LISTED RECORDS –
▬▬▬▬▬▬▬▬▬▬

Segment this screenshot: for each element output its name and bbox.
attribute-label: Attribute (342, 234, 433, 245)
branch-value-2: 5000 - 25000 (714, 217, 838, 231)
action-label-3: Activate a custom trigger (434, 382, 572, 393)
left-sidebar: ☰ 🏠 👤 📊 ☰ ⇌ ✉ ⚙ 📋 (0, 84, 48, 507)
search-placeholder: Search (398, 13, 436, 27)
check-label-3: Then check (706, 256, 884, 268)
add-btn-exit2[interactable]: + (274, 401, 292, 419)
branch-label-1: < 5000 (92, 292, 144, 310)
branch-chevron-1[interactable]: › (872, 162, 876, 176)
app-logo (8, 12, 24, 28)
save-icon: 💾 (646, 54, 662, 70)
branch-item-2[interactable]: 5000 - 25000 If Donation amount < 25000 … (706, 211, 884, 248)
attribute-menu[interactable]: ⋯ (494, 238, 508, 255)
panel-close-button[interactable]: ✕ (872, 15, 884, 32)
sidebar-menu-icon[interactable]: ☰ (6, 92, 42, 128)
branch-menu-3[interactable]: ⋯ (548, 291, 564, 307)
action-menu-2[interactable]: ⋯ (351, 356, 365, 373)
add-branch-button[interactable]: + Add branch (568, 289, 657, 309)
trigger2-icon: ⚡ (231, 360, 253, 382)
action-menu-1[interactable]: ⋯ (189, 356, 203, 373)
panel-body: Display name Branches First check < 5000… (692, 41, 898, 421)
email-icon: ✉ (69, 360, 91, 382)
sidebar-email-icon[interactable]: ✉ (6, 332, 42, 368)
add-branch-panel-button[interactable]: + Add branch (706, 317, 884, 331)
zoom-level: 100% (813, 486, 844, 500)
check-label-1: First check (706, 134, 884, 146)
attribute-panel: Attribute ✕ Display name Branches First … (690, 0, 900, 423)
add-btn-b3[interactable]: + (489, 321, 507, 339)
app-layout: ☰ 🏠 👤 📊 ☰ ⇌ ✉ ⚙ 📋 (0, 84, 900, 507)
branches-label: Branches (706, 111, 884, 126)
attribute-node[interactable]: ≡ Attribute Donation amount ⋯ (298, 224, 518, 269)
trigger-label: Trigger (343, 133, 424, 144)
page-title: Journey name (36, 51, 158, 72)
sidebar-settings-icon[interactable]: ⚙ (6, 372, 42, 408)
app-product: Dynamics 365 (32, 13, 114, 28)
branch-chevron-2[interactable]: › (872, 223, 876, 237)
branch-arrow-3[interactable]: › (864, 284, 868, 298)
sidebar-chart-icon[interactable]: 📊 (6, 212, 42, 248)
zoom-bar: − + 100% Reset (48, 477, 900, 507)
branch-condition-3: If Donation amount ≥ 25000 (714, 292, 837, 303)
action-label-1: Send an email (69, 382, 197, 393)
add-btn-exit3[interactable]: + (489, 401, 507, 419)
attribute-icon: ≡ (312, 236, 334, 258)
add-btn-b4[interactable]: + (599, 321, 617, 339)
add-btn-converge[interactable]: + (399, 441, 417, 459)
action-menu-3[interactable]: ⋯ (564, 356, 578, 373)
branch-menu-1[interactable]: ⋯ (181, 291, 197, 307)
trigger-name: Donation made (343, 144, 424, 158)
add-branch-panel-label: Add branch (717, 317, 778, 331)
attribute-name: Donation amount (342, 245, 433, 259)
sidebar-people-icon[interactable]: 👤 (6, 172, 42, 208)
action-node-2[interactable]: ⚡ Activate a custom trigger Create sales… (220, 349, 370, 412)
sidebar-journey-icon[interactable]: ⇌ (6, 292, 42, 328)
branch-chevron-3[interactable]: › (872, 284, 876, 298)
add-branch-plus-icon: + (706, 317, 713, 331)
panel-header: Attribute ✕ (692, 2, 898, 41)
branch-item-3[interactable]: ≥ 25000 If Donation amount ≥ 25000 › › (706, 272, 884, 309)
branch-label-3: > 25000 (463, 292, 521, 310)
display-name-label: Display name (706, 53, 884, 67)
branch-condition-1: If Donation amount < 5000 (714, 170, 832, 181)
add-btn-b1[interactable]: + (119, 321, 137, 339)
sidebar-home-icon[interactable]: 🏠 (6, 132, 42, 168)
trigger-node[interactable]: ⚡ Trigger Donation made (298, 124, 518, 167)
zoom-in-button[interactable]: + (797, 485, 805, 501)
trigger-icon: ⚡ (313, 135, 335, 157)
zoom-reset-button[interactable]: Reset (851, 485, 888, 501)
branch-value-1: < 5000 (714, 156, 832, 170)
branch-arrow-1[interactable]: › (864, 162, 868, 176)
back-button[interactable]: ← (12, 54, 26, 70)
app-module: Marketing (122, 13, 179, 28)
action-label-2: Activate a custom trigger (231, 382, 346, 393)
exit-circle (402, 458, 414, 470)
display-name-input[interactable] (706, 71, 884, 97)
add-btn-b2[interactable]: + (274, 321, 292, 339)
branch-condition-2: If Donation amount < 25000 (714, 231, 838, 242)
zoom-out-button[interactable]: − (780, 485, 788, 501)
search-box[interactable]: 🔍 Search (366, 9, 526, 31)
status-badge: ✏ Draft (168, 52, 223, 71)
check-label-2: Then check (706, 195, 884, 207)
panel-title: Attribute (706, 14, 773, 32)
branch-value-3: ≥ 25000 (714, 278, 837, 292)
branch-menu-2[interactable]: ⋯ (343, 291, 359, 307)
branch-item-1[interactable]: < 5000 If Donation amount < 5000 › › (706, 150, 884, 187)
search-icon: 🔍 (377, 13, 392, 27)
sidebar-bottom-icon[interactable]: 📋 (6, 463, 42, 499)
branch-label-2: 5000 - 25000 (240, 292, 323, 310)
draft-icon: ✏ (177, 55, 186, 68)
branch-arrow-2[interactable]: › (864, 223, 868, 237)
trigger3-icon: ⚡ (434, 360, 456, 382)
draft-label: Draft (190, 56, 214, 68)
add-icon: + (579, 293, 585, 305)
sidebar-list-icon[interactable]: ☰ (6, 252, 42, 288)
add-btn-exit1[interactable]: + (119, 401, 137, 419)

▬▬▬▬▬▬▬▬▬▬

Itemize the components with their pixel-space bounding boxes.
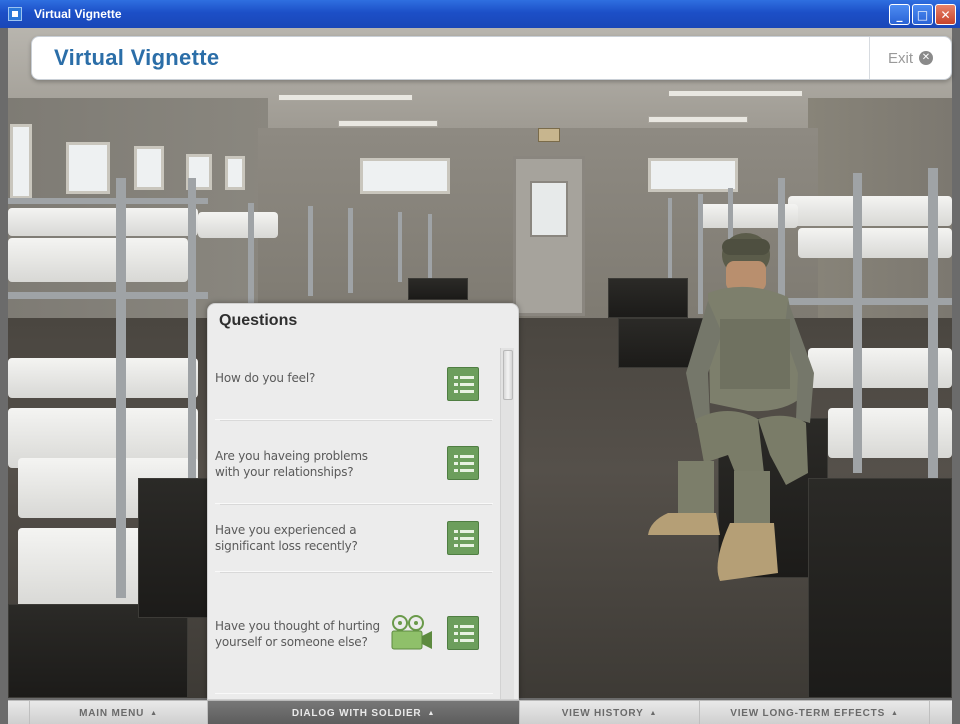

▬▬▬▬▬▬▬▬▬▬

WHAT TO WORK ON – Starting at the line that contains "Segment this screenshot: for" and stopping after the line that contains "panel-body: Display name", rewrite those lines as a numbered list, leaving out any blank lines.

REPLY TO THE EXERCISE –
1. Segment this screenshot: for each element output its name and bbox.
2. attribute-label: Attribute (342, 234, 433, 245)
3. branch-value-2: 5000 - 25000 (714, 217, 838, 231)
4. action-label-3: Activate a custom trigger (434, 382, 572, 393)
5. left-sidebar: ☰ 🏠 👤 📊 ☰ ⇌ ✉ ⚙ 📋 (0, 84, 48, 507)
6. search-placeholder: Search (398, 13, 436, 27)
7. check-label-3: Then check (706, 256, 884, 268)
8. add-btn-exit2[interactable]: + (274, 401, 292, 419)
9. branch-label-1: < 5000 (92, 292, 144, 310)
10. branch-chevron-1[interactable]: › (872, 162, 876, 176)
11. app-logo (8, 12, 24, 28)
12. save-icon: 💾 (646, 54, 662, 70)
13. branch-item-2[interactable]: 5000 - 25000 If Donation amount < 25000 … (706, 211, 884, 248)
14. attribute-menu[interactable]: ⋯ (494, 238, 508, 255)
15. panel-close-button[interactable]: ✕ (872, 15, 884, 32)
16. sidebar-menu-icon[interactable]: ☰ (6, 92, 42, 128)
17. branch-menu-3[interactable]: ⋯ (548, 291, 564, 307)
18. action-menu-2[interactable]: ⋯ (351, 356, 365, 373)
19. add-branch-button[interactable]: + Add branch (568, 289, 657, 309)
20. trigger2-icon: ⚡ (231, 360, 253, 382)
21. action-menu-1[interactable]: ⋯ (189, 356, 203, 373)
22. panel-body: Display name Branches First check < 5000… (692, 41, 898, 421)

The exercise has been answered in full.